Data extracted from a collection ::
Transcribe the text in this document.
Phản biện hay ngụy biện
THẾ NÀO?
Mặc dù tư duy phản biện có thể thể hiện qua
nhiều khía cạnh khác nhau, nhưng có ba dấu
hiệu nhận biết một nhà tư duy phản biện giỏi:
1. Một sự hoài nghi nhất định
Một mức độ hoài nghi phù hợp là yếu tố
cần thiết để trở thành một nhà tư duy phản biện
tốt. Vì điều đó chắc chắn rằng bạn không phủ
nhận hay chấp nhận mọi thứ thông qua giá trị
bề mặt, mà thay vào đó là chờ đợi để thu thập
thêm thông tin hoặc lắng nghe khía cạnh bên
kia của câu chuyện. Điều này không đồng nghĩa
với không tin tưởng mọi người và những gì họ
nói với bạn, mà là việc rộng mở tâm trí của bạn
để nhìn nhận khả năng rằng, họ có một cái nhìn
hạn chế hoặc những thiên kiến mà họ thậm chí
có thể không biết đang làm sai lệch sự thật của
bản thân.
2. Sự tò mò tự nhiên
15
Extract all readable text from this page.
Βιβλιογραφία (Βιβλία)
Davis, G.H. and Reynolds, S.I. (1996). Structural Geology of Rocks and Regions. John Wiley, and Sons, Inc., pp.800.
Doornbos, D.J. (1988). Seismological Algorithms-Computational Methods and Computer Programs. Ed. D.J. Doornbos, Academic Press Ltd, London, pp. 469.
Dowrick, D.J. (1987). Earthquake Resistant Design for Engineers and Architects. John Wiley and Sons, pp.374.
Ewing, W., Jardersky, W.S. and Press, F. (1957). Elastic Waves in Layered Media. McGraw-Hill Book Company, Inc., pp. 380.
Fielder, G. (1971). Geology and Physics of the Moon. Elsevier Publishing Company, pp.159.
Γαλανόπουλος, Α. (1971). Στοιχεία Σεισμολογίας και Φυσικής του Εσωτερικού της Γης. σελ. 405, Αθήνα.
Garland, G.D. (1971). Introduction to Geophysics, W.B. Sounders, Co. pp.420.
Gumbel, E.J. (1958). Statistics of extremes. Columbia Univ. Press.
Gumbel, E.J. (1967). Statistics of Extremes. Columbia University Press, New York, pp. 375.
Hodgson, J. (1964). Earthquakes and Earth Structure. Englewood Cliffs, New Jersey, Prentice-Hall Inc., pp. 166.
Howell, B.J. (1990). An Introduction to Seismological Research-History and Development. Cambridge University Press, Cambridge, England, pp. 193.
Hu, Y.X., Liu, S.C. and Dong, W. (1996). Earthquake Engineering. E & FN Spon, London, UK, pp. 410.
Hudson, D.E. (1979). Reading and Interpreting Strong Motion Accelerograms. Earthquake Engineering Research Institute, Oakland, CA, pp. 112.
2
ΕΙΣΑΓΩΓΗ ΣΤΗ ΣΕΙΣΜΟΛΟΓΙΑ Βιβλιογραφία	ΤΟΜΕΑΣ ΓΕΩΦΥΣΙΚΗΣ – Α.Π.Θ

TASK BRIEF ::
Reproduce the data shown above exactly.

FINISHED TASK ::
Transcribe the text in this document.
Phản biện hay ngụy biện
THẾ NÀO?
Mặc dù tư duy phản biện có thể thể hiện qua
nhiều khía cạnh khác nhau, nhưng có ba dấu
hiệu nhận biết một nhà tư duy phản biện giỏi:
1. Một sự hoài nghi nhất định
Một mức độ hoài nghi phù hợp là yếu tố
cần thiết để trở thành một nhà tư duy phản biện
tốt. Vì điều đó chắc chắn rằng bạn không phủ
nhận hay chấp nhận mọi thứ thông qua giá trị
bề mặt, mà thay vào đó là chờ đợi để thu thập
thêm thông tin hoặc lắng nghe khía cạnh bên
kia của câu chuyện. Điều này không đồng nghĩa
với không tin tưởng mọi người và những gì họ
nói với bạn, mà là việc rộng mở tâm trí của bạn
để nhìn nhận khả năng rằng, họ có một cái nhìn
hạn chế hoặc những thiên kiến mà họ thậm chí
có thể không biết đang làm sai lệch sự thật của
bản thân.
2. Sự tò mò tự nhiên
15
Extract all readable text from this page.
Βιβλιογραφία (Βιβλία)
Davis, G.H. and Reynolds, S.I. (1996). Structural Geology of Rocks and Regions. John Wiley, and Sons, Inc., pp.800.
Doornbos, D.J. (1988). Seismological Algorithms-Computational Methods and Computer Programs. Ed. D.J. Doornbos, Academic Press Ltd, London, pp. 469.
Dowrick, D.J. (1987). Earthquake Resistant Design for Engineers and Architects. John Wiley and Sons, pp.374.
Ewing, W., Jardersky, W.S. and Press, F. (1957). Elastic Waves in Layered Media. McGraw-Hill Book Company, Inc., pp. 380.
Fielder, G. (1971). Geology and Physics of the Moon. Elsevier Publishing Company, pp.159.
Γαλανόπουλος, Α. (1971). Στοιχεία Σεισμολογίας και Φυσικής του Εσωτερικού της Γης. σελ. 405, Αθήνα.
Garland, G.D. (1971). Introduction to Geophysics, W.B. Sounders, Co. pp.420.
Gumbel, E.J. (1958). Statistics of extremes. Columbia Univ. Press.
Gumbel, E.J. (1967). Statistics of Extremes. Columbia University Press, New York, pp. 375.
Hodgson, J. (1964). Earthquakes and Earth Structure. Englewood Cliffs, New Jersey, Prentice-Hall Inc., pp. 166.
Howell, B.J. (1990). An Introduction to Seismological Research-History and Development. Cambridge University Press, Cambridge, England, pp. 193.
Hu, Y.X., Liu, S.C. and Dong, W. (1996). Earthquake Engineering. E & FN Spon, London, UK, pp. 410.
Hudson, D.E. (1979). Reading and Interpreting Strong Motion Accelerograms. Earthquake Engineering Research Institute, Oakland, CA, pp. 112.
2
ΕΙΣΑΓΩΓΗ ΣΤΗ ΣΕΙΣΜΟΛΟΓΙΑ Βιβλιογραφία	ΤΟΜΕΑΣ ΓΕΩΦΥΣΙΚΗΣ – Α.Π.Θ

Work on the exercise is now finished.